:: Records for this exercise

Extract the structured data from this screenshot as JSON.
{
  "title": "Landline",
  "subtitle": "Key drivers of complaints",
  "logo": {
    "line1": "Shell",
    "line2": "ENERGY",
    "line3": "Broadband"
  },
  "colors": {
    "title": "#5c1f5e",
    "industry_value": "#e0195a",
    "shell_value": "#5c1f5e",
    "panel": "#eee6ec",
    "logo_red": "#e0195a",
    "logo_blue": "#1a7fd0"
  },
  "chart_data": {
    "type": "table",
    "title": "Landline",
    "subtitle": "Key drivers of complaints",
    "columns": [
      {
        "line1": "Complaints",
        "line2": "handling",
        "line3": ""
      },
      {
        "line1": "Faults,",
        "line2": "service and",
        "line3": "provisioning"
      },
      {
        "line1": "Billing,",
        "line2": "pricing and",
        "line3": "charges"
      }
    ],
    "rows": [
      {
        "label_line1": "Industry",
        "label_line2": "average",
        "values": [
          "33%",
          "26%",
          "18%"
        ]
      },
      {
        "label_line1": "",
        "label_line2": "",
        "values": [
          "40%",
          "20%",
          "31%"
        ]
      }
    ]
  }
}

::::

◆ **Written instruction**:
Print out the whole listing exactly as it appears.

◆ **Solution for this problem**:
Extract the structured data from this screenshot as JSON.
{
  "title": "Landline",
  "subtitle": "Key drivers of complaints",
  "logo": {
    "line1": "Shell",
    "line2": "ENERGY",
    "line3": "Broadband"
  },
  "colors": {
    "title": "#5c1f5e",
    "industry_value": "#e0195a",
    "shell_value": "#5c1f5e",
    "panel": "#eee6ec",
    "logo_red": "#e0195a",
    "logo_blue": "#1a7fd0"
  },
  "chart_data": {
    "type": "table",
    "title": "Landline",
    "subtitle": "Key drivers of complaints",
    "columns": [
      {
        "line1": "Complaints",
        "line2": "handling",
        "line3": ""
      },
      {
        "line1": "Faults,",
        "line2": "service and",
        "line3": "provisioning"
      },
      {
        "line1": "Billing,",
        "line2": "pricing and",
        "line3": "charges"
      }
    ],
    "rows": [
      {
        "label_line1": "Industry",
        "label_line2": "average",
        "values": [
          "33%",
          "26%",
          "18%"
        ]
      },
      {
        "label_line1": "",
        "label_line2": "",
        "values": [
          "40%",
          "20%",
          "31%"
        ]
      }
    ]
  }
}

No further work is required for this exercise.